■ THE INPUT:

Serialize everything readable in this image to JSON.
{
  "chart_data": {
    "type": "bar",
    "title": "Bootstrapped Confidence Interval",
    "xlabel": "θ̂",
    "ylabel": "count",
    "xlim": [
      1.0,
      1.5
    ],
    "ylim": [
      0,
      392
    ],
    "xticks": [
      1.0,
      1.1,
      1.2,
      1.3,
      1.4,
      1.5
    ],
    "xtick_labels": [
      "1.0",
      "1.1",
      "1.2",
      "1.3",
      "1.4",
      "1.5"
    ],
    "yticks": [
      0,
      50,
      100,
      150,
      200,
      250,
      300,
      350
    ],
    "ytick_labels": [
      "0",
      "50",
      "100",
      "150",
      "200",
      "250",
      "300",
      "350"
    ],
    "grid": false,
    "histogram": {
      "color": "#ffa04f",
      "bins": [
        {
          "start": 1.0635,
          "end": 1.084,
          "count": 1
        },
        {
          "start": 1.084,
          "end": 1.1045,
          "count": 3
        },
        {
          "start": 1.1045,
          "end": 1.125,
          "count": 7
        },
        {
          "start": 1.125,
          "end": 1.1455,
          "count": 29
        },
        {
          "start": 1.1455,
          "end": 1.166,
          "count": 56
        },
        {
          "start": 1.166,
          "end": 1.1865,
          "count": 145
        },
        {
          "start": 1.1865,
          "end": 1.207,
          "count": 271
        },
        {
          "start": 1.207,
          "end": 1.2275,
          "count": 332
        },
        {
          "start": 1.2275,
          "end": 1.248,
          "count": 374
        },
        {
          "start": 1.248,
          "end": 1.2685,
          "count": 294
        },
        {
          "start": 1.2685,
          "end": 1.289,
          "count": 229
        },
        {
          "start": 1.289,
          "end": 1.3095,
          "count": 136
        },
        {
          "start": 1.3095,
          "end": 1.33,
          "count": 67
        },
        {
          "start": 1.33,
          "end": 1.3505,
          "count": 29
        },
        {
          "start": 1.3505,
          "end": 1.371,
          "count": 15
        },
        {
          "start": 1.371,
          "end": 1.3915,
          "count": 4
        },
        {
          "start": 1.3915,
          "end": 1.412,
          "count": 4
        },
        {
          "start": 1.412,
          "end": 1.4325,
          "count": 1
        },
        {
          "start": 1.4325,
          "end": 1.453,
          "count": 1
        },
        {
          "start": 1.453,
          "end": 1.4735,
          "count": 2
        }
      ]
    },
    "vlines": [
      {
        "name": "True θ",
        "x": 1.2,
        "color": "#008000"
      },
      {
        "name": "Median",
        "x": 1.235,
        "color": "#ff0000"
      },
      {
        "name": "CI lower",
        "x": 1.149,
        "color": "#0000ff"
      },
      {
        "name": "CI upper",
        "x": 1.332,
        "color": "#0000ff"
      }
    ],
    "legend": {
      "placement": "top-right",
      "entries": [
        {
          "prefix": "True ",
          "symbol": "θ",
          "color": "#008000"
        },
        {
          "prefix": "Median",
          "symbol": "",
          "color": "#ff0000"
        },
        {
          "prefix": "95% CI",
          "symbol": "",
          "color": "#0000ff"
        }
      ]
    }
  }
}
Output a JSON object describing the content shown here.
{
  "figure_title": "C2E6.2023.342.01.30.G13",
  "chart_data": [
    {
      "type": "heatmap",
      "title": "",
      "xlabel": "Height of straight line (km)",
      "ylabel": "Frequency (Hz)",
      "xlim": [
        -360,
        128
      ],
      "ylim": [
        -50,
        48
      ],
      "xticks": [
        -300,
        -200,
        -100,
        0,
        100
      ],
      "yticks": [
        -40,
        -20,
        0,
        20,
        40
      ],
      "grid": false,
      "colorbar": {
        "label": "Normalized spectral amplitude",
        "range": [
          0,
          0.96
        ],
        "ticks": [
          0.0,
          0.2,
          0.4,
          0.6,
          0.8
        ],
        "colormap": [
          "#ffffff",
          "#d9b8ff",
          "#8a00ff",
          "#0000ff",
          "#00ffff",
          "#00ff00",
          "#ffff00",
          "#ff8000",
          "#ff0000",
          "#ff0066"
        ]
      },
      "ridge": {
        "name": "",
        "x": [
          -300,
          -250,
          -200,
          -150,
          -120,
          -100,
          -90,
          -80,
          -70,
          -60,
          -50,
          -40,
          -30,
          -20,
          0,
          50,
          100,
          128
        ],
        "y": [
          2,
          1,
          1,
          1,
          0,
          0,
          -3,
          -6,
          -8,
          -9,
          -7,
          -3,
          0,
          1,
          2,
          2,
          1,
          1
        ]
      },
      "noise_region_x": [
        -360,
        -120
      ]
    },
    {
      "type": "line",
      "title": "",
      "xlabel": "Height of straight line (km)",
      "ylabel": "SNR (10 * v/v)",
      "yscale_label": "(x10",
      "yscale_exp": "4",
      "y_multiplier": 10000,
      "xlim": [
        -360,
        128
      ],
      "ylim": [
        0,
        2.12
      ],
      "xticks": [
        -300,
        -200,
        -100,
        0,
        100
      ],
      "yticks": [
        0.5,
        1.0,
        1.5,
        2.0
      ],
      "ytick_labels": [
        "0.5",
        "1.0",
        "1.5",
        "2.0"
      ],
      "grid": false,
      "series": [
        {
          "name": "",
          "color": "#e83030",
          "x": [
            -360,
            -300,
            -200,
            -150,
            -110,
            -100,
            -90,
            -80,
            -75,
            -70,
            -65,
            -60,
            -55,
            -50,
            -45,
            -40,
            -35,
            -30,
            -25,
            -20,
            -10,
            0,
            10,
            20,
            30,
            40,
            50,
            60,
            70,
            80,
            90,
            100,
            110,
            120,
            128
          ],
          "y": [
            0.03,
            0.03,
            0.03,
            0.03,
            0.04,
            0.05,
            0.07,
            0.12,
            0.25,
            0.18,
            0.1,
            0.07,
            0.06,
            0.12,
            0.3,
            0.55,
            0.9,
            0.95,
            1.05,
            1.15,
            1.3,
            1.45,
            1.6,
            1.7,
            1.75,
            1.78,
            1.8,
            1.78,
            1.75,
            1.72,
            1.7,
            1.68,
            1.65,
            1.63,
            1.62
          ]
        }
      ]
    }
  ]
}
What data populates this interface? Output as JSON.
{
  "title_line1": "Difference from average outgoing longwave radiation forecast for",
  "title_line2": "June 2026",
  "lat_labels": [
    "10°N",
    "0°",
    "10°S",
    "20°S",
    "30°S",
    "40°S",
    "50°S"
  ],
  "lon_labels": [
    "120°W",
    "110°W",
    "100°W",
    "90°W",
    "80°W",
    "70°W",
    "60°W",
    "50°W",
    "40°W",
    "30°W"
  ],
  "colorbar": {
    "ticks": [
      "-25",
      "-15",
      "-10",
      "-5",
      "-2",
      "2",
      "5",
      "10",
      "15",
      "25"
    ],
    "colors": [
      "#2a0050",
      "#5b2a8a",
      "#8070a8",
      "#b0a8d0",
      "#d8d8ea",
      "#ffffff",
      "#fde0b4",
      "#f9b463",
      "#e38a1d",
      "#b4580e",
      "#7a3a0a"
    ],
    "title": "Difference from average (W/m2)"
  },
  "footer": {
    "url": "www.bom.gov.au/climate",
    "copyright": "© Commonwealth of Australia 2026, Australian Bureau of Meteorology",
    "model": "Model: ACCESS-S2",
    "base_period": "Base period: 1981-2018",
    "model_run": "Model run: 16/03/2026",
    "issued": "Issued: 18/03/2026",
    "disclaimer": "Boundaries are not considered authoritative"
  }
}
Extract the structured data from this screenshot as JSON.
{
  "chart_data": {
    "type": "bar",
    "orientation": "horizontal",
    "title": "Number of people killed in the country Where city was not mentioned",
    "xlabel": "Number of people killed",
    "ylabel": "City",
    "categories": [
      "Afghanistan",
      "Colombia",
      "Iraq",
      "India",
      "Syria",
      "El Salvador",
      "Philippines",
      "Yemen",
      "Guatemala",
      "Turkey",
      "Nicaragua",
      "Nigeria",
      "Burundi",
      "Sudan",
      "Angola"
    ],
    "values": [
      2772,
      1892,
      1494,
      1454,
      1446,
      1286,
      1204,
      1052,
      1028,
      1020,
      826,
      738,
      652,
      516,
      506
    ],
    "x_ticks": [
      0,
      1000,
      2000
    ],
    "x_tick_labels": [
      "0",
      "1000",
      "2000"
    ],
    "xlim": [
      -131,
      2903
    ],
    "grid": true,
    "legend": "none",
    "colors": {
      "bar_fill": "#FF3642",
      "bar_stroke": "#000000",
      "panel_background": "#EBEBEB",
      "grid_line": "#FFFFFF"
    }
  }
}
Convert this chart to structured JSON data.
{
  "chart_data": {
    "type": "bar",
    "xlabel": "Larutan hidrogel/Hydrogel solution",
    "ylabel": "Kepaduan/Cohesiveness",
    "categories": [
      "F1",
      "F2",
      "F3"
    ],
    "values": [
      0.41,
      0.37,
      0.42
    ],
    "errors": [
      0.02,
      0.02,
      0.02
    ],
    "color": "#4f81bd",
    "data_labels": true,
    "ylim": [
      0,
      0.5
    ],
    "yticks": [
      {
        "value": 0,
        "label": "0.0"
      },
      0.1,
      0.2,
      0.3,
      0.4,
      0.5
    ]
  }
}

■ AIM:
Pick out each line containing the string "Model" and copy it.

■ CORRECT OUTPUT:
    "model": "Model: ACCESS-S2",
    "model_run": "Model run: 16/03/2026",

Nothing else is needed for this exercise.